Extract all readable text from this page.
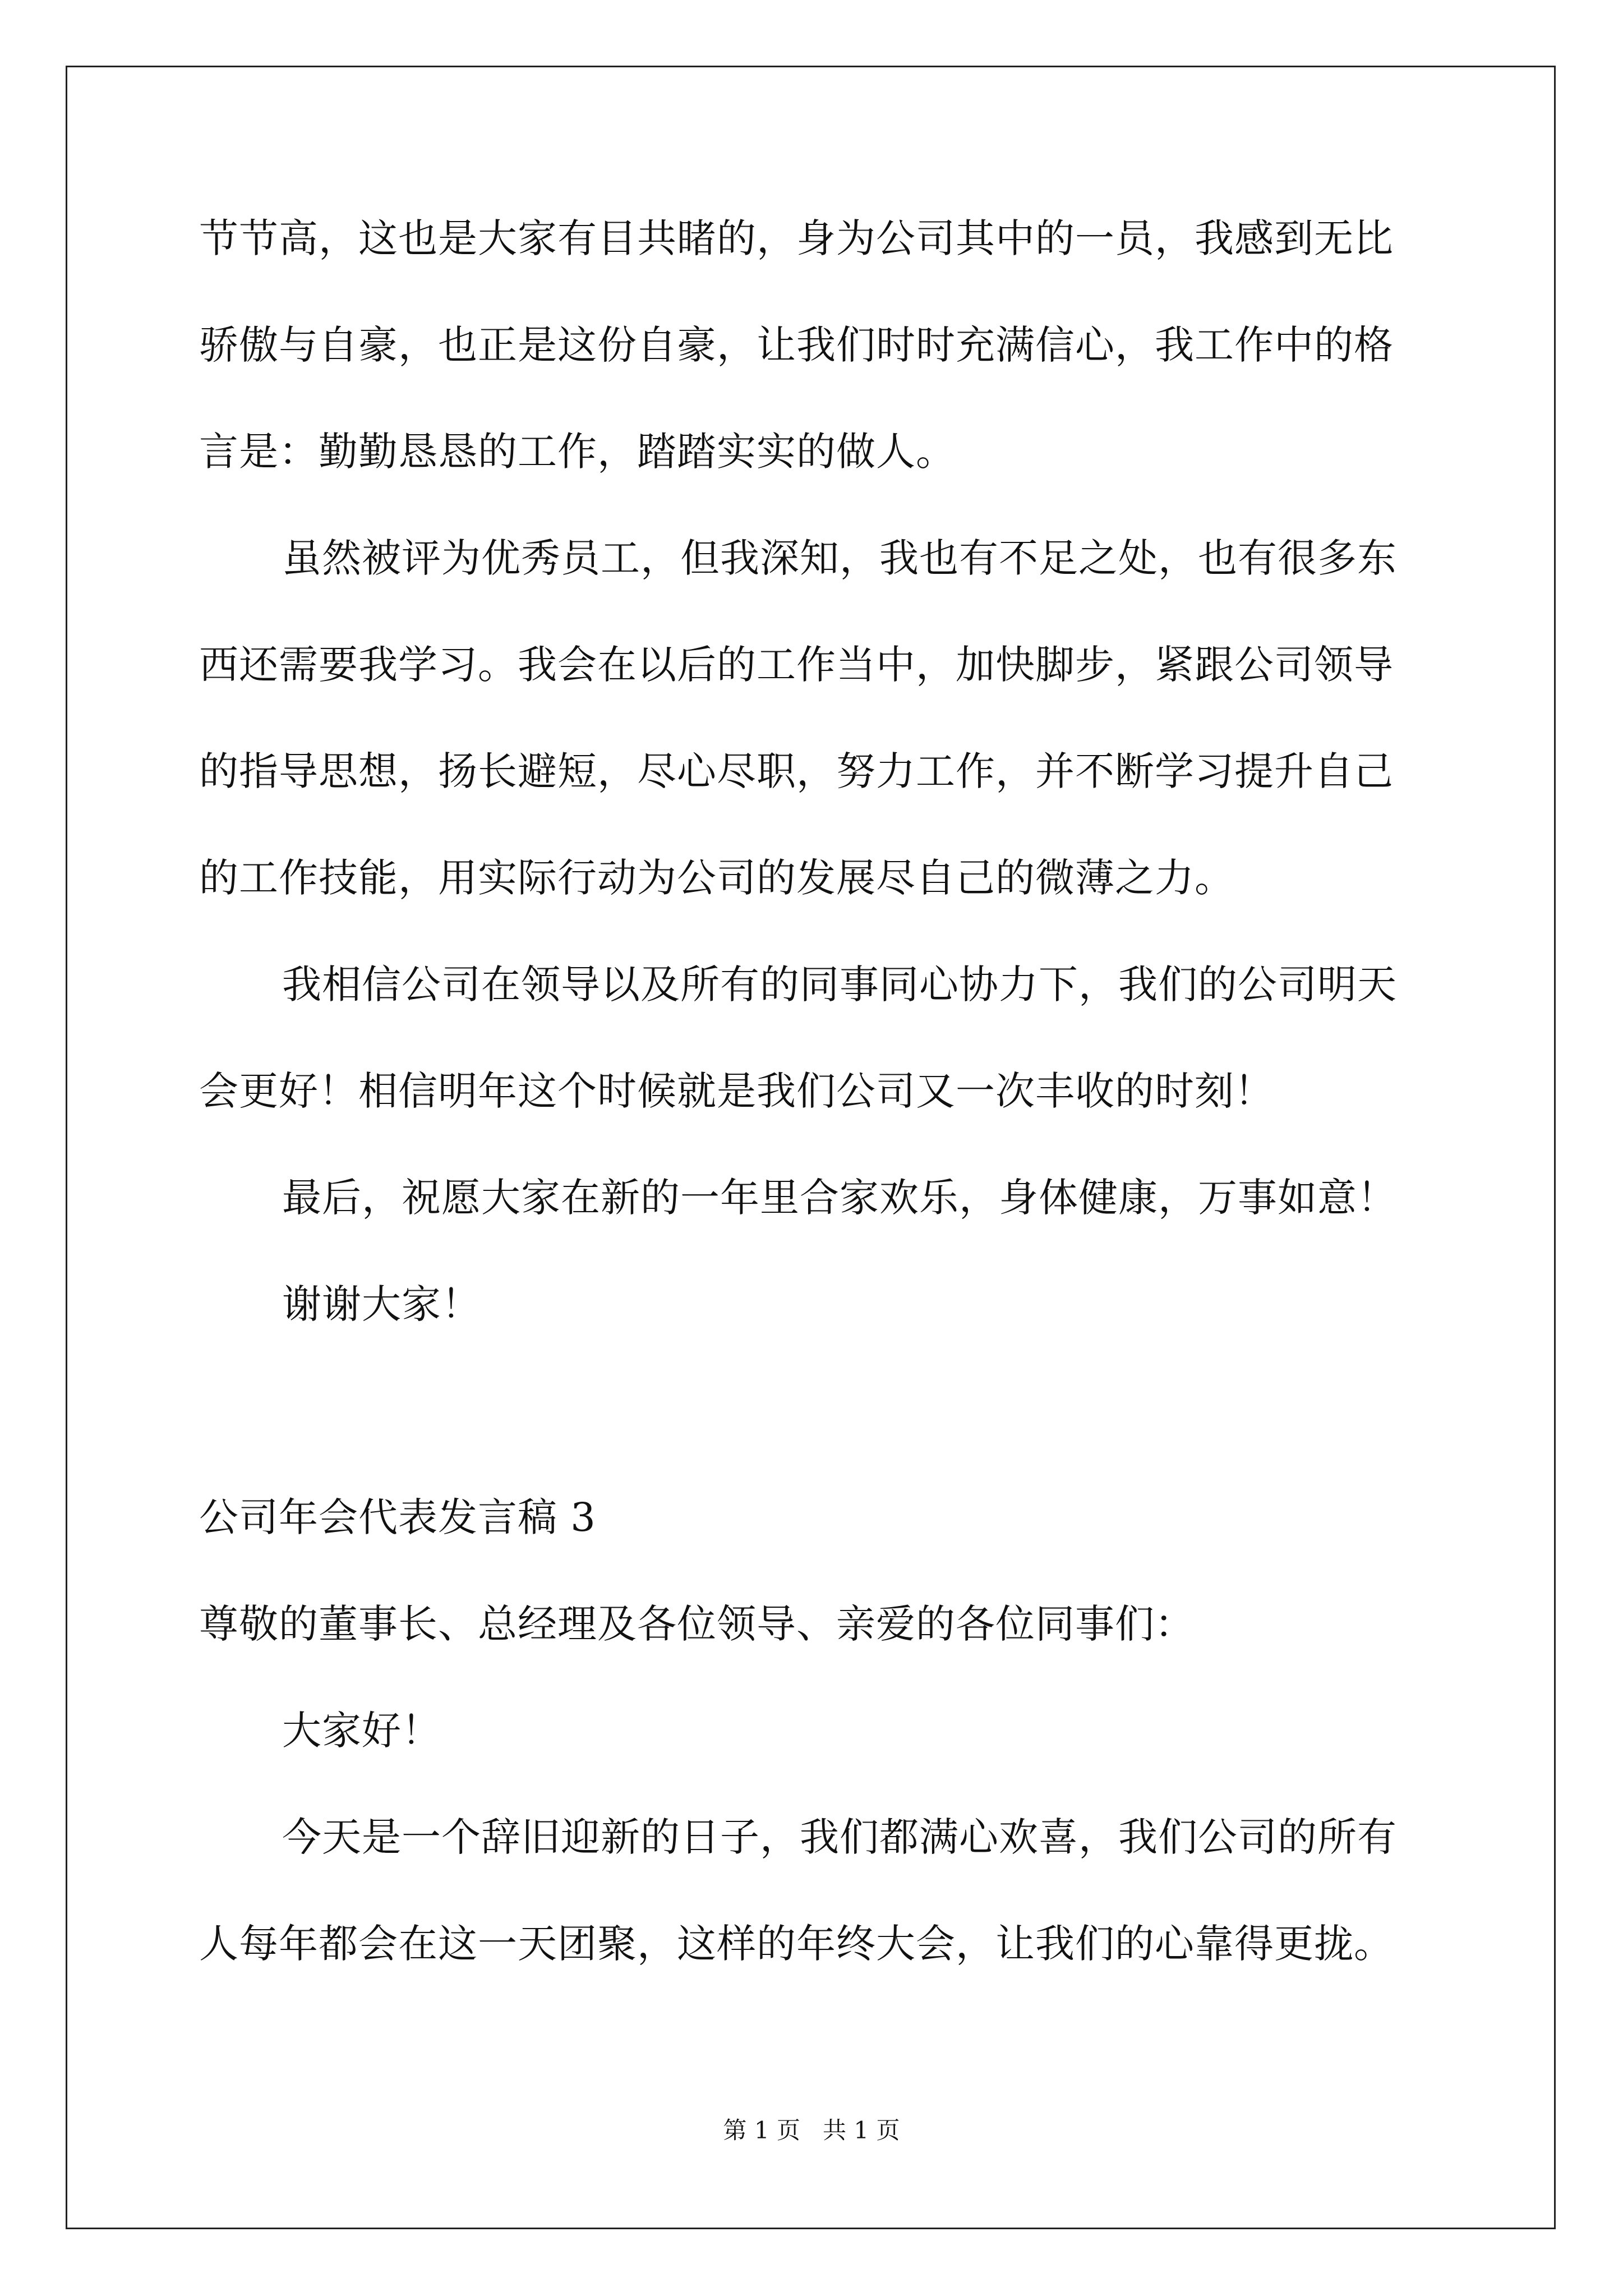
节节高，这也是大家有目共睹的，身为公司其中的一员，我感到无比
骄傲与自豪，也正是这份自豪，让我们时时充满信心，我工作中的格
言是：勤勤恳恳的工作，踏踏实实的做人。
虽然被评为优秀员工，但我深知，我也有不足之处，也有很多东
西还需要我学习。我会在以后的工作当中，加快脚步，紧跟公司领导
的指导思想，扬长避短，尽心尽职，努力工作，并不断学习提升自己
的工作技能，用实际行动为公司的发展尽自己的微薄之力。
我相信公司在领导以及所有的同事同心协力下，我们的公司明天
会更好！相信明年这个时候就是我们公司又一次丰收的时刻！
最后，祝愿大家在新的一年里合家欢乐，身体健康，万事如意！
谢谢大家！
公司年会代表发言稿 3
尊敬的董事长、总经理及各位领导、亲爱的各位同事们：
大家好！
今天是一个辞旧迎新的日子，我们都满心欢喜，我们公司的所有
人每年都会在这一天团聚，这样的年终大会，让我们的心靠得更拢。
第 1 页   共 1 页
########################################
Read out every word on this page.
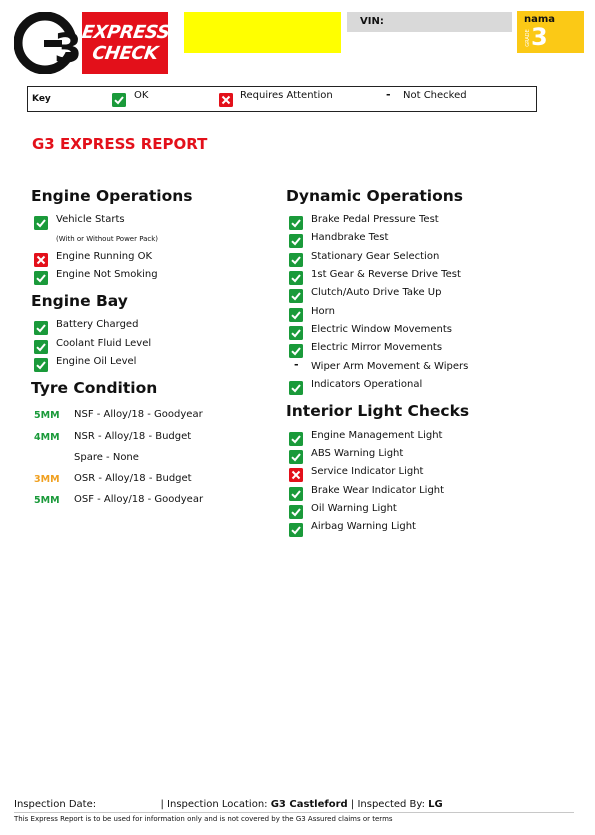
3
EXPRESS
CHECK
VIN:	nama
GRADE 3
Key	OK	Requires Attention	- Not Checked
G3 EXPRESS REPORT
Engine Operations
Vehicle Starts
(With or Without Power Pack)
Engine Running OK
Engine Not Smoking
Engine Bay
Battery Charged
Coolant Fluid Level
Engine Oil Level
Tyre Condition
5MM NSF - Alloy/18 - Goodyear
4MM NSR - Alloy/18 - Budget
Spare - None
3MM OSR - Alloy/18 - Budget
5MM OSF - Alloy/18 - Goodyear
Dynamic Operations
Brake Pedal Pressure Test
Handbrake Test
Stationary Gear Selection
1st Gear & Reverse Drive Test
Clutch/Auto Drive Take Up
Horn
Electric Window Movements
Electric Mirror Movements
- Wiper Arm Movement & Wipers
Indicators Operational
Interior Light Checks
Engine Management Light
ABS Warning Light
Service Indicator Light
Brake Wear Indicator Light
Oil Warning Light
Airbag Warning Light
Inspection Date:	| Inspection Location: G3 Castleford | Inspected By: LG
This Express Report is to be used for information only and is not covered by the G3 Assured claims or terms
########################################
SHORT EXERCISE: Across the data, tally the lines containing "page" and give back the number alone.

CORRECT ANSWER: 2